### Data to use ###

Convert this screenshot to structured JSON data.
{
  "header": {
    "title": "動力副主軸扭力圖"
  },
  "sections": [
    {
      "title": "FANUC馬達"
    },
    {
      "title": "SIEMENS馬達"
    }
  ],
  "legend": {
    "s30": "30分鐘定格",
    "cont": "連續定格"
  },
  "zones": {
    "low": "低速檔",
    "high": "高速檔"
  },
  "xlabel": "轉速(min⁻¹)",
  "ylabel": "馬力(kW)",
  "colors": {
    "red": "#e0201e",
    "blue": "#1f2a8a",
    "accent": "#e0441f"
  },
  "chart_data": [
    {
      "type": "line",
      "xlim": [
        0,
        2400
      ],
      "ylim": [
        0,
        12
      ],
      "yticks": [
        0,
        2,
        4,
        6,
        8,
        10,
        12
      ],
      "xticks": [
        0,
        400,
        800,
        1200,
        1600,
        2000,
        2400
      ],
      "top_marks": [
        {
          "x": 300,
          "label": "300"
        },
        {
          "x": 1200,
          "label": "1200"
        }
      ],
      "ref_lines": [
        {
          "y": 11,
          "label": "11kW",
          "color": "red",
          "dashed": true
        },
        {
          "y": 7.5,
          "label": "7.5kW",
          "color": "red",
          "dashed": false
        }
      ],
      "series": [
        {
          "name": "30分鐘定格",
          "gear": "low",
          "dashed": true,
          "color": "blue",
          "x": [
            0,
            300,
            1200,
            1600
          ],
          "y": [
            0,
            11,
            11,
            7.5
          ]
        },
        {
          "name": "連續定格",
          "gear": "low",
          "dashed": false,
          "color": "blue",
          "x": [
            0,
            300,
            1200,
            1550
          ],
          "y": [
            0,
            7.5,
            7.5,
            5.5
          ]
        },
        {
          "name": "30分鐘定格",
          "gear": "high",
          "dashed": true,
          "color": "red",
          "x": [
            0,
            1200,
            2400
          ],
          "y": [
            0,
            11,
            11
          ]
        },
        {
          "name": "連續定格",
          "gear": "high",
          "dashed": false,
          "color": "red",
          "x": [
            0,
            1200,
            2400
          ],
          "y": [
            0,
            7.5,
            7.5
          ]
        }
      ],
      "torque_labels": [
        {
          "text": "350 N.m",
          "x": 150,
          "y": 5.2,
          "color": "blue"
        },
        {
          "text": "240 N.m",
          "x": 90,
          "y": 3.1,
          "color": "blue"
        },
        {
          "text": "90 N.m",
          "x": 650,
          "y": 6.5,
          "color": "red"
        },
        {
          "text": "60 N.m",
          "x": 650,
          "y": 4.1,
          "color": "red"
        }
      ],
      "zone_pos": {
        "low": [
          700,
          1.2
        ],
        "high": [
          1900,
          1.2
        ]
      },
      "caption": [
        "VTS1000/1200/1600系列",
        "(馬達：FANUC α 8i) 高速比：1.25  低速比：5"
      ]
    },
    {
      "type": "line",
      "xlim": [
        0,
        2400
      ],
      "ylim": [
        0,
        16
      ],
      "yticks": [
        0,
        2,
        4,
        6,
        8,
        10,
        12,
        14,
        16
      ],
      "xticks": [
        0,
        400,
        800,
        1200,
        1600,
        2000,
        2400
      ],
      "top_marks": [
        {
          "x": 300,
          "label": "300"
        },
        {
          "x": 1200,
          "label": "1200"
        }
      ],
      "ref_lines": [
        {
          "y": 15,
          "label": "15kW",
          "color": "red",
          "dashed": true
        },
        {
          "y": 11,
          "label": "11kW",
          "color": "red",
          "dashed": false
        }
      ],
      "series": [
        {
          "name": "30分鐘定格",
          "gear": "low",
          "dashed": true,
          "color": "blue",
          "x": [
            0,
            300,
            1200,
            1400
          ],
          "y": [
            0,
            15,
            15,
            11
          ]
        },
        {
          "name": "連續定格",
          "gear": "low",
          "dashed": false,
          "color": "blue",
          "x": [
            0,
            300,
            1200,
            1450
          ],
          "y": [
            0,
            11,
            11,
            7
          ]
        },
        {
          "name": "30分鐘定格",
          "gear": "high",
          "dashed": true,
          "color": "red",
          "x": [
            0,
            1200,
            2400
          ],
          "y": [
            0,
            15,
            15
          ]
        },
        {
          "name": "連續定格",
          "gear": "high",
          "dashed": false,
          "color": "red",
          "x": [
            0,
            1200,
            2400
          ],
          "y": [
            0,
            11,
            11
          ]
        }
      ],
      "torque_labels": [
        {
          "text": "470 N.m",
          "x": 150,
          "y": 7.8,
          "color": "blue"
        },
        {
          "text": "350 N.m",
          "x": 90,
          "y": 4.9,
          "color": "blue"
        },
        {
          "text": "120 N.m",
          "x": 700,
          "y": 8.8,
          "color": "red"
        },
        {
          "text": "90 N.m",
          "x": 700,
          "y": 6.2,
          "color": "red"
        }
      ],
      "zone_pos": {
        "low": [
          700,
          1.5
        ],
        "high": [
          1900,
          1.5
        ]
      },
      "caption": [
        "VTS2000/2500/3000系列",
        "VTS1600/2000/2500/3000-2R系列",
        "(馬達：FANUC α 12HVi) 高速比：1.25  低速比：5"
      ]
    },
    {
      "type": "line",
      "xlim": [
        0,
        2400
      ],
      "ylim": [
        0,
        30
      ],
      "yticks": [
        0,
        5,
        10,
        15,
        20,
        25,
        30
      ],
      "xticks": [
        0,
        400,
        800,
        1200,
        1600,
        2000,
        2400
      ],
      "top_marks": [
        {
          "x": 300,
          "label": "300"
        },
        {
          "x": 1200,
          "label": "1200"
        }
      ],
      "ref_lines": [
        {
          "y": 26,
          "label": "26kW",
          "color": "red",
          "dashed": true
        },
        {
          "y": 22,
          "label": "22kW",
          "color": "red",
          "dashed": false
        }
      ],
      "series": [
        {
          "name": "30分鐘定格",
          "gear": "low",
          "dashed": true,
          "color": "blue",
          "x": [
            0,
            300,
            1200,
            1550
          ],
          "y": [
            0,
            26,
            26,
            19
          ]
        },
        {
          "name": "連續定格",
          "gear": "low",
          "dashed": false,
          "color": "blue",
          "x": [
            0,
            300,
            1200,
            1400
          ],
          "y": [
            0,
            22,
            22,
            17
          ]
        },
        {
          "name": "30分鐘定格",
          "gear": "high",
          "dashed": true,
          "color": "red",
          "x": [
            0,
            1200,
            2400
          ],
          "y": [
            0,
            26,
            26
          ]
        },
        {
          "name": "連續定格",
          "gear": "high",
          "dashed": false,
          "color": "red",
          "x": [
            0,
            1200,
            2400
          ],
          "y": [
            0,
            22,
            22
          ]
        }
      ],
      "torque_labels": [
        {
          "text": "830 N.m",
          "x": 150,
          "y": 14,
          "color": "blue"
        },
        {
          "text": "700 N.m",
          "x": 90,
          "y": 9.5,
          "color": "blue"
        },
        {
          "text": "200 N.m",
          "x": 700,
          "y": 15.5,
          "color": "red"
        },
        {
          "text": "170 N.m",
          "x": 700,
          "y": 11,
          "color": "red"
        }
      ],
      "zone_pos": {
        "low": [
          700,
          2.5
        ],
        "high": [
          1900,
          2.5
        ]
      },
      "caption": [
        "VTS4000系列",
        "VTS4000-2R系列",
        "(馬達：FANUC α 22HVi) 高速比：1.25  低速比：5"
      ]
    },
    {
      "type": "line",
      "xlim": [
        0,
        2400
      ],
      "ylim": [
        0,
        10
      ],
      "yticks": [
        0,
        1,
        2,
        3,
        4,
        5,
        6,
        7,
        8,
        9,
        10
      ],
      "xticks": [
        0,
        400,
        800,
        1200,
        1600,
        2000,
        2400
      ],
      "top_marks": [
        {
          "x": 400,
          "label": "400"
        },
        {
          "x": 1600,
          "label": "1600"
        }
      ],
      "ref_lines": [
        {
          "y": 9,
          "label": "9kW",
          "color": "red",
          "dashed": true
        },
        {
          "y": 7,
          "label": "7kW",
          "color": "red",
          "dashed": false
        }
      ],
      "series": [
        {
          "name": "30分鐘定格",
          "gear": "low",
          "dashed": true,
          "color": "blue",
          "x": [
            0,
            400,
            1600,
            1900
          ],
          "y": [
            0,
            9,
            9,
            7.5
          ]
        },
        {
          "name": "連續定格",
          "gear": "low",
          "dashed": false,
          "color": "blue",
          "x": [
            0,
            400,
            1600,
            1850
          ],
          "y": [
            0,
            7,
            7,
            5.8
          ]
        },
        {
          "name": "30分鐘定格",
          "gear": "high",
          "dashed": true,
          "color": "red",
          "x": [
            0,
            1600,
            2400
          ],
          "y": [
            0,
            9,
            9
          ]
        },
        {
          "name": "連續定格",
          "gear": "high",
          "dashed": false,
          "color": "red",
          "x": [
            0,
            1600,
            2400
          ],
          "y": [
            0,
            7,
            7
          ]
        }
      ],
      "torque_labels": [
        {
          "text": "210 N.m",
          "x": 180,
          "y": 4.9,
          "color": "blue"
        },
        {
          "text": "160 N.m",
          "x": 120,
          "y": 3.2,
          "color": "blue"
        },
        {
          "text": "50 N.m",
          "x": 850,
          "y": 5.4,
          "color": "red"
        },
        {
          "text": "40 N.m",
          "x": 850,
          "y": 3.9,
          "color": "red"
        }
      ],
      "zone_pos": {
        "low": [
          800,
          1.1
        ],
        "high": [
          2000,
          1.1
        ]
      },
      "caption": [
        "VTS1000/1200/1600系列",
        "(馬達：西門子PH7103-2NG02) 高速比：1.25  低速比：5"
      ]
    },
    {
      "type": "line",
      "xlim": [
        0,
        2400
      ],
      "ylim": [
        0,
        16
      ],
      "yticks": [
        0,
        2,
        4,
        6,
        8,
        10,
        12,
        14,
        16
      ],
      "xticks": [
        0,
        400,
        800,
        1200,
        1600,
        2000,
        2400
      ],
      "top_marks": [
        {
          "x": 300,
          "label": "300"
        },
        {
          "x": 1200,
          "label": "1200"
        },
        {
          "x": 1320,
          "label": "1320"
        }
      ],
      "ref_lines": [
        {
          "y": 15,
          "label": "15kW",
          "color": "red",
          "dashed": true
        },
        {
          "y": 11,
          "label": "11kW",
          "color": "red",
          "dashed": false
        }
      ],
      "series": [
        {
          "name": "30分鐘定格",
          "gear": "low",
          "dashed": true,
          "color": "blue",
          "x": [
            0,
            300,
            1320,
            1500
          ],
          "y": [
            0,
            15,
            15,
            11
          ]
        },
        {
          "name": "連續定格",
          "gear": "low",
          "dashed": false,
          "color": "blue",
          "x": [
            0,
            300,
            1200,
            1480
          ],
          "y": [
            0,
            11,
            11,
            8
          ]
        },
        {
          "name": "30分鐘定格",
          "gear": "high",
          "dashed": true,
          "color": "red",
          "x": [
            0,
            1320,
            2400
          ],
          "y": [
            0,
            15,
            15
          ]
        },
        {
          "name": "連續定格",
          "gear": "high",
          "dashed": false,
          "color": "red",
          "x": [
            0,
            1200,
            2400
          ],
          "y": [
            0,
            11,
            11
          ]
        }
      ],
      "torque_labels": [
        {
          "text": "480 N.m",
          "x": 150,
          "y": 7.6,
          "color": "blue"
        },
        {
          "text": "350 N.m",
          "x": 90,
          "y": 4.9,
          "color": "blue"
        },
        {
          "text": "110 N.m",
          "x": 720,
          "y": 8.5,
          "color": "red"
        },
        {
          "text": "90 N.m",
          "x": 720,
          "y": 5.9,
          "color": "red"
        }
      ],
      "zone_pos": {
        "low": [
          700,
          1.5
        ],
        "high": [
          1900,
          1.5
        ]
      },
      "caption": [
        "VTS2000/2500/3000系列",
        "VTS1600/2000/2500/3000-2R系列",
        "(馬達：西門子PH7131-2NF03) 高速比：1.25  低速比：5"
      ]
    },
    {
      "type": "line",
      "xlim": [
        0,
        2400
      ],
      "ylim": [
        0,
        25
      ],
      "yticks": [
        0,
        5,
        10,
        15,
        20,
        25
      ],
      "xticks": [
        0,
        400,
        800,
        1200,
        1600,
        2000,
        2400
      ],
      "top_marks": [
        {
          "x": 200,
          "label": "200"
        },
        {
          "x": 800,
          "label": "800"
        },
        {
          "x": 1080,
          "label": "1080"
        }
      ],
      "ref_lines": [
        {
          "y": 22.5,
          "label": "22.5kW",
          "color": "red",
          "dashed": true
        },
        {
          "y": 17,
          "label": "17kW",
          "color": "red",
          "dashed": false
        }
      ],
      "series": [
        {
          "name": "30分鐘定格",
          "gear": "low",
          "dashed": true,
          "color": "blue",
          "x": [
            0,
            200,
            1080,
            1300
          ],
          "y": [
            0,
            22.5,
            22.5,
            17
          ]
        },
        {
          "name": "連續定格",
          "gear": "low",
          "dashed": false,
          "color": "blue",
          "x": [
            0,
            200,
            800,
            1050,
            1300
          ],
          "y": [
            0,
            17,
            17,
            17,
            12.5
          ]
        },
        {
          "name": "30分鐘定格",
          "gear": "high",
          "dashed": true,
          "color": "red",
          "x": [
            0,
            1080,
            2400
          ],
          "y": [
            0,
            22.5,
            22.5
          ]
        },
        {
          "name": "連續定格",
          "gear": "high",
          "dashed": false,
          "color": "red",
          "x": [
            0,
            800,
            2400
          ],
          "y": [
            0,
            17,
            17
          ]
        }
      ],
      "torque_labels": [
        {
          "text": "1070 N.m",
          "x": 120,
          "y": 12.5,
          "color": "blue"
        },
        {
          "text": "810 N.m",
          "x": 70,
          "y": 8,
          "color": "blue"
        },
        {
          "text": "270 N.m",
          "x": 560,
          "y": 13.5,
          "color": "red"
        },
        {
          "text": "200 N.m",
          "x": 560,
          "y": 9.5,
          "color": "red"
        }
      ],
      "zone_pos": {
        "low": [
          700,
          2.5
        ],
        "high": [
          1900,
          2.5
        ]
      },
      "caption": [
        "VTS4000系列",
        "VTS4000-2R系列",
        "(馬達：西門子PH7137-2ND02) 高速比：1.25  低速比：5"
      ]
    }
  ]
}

###

#### Prompt:
Pull out all lines containing "title".

#### Correct output:
    "title": "動力副主軸扭力圖"
      "title": "FANUC馬達"
      "title": "SIEMENS馬達"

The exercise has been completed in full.